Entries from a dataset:
• • • • •

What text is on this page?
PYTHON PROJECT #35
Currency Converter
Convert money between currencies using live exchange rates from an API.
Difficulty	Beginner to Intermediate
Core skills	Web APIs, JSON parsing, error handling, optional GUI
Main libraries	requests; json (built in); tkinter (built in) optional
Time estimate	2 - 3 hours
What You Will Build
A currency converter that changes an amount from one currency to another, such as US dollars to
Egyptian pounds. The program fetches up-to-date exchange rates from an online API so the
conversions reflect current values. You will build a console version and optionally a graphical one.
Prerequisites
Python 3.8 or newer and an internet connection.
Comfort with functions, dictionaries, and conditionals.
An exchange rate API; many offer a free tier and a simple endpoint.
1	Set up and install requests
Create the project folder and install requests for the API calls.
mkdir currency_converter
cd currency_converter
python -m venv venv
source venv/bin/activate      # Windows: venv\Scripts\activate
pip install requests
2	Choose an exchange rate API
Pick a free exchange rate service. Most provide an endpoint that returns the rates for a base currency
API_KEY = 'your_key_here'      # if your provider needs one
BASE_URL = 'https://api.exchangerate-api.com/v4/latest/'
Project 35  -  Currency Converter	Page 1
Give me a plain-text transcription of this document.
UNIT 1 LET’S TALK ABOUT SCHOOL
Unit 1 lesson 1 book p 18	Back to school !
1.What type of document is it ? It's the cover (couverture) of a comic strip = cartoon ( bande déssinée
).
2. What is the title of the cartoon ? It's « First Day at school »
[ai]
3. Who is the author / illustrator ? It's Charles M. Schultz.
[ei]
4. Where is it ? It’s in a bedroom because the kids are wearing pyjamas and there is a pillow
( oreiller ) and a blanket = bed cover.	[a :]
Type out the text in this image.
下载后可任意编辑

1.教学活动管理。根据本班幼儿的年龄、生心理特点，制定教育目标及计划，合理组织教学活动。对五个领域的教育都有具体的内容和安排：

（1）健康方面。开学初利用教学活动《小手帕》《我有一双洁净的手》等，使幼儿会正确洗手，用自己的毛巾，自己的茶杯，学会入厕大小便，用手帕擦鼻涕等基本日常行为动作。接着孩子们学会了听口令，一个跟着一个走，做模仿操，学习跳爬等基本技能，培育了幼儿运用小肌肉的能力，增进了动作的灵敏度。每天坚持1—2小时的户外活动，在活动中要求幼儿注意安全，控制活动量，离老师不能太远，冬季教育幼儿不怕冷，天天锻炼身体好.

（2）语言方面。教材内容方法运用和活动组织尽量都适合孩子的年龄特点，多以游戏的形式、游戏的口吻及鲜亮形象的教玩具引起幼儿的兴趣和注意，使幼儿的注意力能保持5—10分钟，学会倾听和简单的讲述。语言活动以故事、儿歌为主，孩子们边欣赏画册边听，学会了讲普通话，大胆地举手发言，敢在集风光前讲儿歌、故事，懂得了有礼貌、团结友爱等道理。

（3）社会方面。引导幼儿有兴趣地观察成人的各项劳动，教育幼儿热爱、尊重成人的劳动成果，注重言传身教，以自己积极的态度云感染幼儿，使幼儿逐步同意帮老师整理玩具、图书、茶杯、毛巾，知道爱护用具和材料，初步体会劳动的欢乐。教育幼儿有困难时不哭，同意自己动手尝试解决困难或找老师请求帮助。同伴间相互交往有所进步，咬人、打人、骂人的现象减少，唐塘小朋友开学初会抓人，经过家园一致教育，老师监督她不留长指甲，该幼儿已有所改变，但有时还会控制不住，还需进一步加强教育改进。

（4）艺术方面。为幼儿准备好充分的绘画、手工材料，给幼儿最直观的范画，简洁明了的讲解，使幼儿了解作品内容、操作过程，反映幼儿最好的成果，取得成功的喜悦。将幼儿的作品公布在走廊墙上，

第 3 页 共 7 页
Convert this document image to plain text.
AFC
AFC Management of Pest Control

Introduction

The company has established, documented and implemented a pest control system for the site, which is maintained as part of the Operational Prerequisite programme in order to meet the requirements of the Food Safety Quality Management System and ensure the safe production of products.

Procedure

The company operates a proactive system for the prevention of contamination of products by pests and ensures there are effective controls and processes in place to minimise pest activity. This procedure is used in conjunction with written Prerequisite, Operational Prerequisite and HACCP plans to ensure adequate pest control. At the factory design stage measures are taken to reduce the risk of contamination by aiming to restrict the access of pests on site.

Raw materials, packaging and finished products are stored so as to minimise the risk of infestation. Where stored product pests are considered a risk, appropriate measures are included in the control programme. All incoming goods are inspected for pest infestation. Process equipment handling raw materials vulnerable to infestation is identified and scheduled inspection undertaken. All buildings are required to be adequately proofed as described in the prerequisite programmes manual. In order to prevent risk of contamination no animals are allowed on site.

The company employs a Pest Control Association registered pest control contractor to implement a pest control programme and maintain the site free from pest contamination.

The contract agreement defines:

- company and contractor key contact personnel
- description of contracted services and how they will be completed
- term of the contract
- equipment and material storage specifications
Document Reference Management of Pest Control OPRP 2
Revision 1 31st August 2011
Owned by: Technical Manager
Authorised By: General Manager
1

• • • • •

● Direction
Go through the listing above and restate it word for word.

● Problem solution
What text is on this page?
PYTHON PROJECT #35
Currency Converter
Convert money between currencies using live exchange rates from an API.
Difficulty	Beginner to Intermediate
Core skills	Web APIs, JSON parsing, error handling, optional GUI
Main libraries	requests; json (built in); tkinter (built in) optional
Time estimate	2 - 3 hours
What You Will Build
A currency converter that changes an amount from one currency to another, such as US dollars to
Egyptian pounds. The program fetches up-to-date exchange rates from an online API so the
conversions reflect current values. You will build a console version and optionally a graphical one.
Prerequisites
Python 3.8 or newer and an internet connection.
Comfort with functions, dictionaries, and conditionals.
An exchange rate API; many offer a free tier and a simple endpoint.
1	Set up and install requests
Create the project folder and install requests for the API calls.
mkdir currency_converter
cd currency_converter
python -m venv venv
source venv/bin/activate      # Windows: venv\Scripts\activate
pip install requests
2	Choose an exchange rate API
Pick a free exchange rate service. Most provide an endpoint that returns the rates for a base currency
API_KEY = 'your_key_here'      # if your provider needs one
BASE_URL = 'https://api.exchangerate-api.com/v4/latest/'
Project 35  -  Currency Converter	Page 1
Give me a plain-text transcription of this document.
UNIT 1 LET’S TALK ABOUT SCHOOL
Unit 1 lesson 1 book p 18	Back to school !
1.What type of document is it ? It's the cover (couverture) of a comic strip = cartoon ( bande déssinée
).
2. What is the title of the cartoon ? It's « First Day at school »
[ai]
3. Who is the author / illustrator ? It's Charles M. Schultz.
[ei]
4. Where is it ? It’s in a bedroom because the kids are wearing pyjamas and there is a pillow
( oreiller ) and a blanket = bed cover.	[a :]
Type out the text in this image.
下载后可任意编辑

1.教学活动管理。根据本班幼儿的年龄、生心理特点，制定教育目标及计划，合理组织教学活动。对五个领域的教育都有具体的内容和安排：

（1）健康方面。开学初利用教学活动《小手帕》《我有一双洁净的手》等，使幼儿会正确洗手，用自己的毛巾，自己的茶杯，学会入厕大小便，用手帕擦鼻涕等基本日常行为动作。接着孩子们学会了听口令，一个跟着一个走，做模仿操，学习跳爬等基本技能，培育了幼儿运用小肌肉的能力，增进了动作的灵敏度。每天坚持1—2小时的户外活动，在活动中要求幼儿注意安全，控制活动量，离老师不能太远，冬季教育幼儿不怕冷，天天锻炼身体好.

（2）语言方面。教材内容方法运用和活动组织尽量都适合孩子的年龄特点，多以游戏的形式、游戏的口吻及鲜亮形象的教玩具引起幼儿的兴趣和注意，使幼儿的注意力能保持5—10分钟，学会倾听和简单的讲述。语言活动以故事、儿歌为主，孩子们边欣赏画册边听，学会了讲普通话，大胆地举手发言，敢在集风光前讲儿歌、故事，懂得了有礼貌、团结友爱等道理。

（3）社会方面。引导幼儿有兴趣地观察成人的各项劳动，教育幼儿热爱、尊重成人的劳动成果，注重言传身教，以自己积极的态度云感染幼儿，使幼儿逐步同意帮老师整理玩具、图书、茶杯、毛巾，知道爱护用具和材料，初步体会劳动的欢乐。教育幼儿有困难时不哭，同意自己动手尝试解决困难或找老师请求帮助。同伴间相互交往有所进步，咬人、打人、骂人的现象减少，唐塘小朋友开学初会抓人，经过家园一致教育，老师监督她不留长指甲，该幼儿已有所改变，但有时还会控制不住，还需进一步加强教育改进。

（4）艺术方面。为幼儿准备好充分的绘画、手工材料，给幼儿最直观的范画，简洁明了的讲解，使幼儿了解作品内容、操作过程，反映幼儿最好的成果，取得成功的喜悦。将幼儿的作品公布在走廊墙上，

第 3 页 共 7 页
Convert this document image to plain text.
AFC
AFC Management of Pest Control

Introduction

The company has established, documented and implemented a pest control system for the site, which is maintained as part of the Operational Prerequisite programme in order to meet the requirements of the Food Safety Quality Management System and ensure the safe production of products.

Procedure

The company operates a proactive system for the prevention of contamination of products by pests and ensures there are effective controls and processes in place to minimise pest activity. This procedure is used in conjunction with written Prerequisite, Operational Prerequisite and HACCP plans to ensure adequate pest control. At the factory design stage measures are taken to reduce the risk of contamination by aiming to restrict the access of pests on site.

Raw materials, packaging and finished products are stored so as to minimise the risk of infestation. Where stored product pests are considered a risk, appropriate measures are included in the control programme. All incoming goods are inspected for pest infestation. Process equipment handling raw materials vulnerable to infestation is identified and scheduled inspection undertaken. All buildings are required to be adequately proofed as described in the prerequisite programmes manual. In order to prevent risk of contamination no animals are allowed on site.

The company employs a Pest Control Association registered pest control contractor to implement a pest control programme and maintain the site free from pest contamination.

The contract agreement defines:

- company and contractor key contact personnel
- description of contracted services and how they will be completed
- term of the contract
- equipment and material storage specifications
Document Reference Management of Pest Control OPRP 2
Revision 1 31st August 2011
Owned by: Technical Manager
Authorised By: General Manager
1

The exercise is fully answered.